WORK TO COMPLETE: Determine how many lines of the data below contain "Thou", then give only that number.

-- START DATA SHOWN --

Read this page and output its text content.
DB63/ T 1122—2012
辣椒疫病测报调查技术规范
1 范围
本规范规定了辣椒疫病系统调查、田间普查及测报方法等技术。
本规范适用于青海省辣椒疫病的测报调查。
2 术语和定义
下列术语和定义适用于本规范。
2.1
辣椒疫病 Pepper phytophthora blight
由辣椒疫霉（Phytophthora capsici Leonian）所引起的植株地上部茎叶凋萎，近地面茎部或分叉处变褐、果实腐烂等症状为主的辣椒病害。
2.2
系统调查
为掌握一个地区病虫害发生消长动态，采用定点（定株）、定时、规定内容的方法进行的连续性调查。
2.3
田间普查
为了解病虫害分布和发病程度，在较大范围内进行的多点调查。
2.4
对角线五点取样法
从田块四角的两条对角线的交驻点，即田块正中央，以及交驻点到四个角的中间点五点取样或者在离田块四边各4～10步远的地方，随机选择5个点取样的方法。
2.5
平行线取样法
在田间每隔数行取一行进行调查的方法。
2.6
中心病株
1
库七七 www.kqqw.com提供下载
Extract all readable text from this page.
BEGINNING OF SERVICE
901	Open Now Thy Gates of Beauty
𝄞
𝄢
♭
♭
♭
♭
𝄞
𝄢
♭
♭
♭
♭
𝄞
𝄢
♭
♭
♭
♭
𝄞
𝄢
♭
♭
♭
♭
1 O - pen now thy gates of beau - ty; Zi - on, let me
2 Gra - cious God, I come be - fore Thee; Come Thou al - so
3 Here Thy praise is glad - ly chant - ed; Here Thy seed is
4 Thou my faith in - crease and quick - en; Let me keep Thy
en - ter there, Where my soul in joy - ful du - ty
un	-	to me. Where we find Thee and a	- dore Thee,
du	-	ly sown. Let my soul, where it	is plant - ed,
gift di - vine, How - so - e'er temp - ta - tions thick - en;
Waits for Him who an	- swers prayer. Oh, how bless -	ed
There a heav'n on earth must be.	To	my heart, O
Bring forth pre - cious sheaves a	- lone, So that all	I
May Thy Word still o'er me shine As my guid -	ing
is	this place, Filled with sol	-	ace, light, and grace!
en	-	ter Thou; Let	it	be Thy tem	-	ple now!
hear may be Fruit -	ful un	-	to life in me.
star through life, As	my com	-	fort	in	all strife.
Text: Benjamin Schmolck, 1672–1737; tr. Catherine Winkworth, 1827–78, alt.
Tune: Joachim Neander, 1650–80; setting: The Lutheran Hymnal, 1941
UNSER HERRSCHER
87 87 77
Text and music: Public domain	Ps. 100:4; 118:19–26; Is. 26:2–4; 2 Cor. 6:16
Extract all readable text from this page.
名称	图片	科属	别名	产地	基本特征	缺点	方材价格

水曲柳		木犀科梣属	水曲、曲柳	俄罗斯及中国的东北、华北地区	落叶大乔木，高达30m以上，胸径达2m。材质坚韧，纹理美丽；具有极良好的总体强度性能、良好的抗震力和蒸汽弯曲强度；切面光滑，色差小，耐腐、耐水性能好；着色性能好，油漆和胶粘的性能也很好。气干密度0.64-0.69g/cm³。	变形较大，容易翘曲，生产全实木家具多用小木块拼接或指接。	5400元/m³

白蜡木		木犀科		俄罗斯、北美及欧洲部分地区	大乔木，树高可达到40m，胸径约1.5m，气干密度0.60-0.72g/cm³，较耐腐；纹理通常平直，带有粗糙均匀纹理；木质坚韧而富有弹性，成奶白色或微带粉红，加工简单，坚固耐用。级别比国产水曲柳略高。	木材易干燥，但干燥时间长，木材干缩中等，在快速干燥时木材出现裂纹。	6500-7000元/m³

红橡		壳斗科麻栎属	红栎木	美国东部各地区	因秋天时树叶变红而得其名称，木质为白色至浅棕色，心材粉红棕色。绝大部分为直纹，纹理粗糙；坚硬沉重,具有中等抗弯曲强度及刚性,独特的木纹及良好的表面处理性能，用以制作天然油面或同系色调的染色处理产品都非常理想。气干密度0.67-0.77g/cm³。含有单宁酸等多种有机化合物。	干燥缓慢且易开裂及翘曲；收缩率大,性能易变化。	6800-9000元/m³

-- END DATA SHOWN --

COMPLETE RESPONSE: 3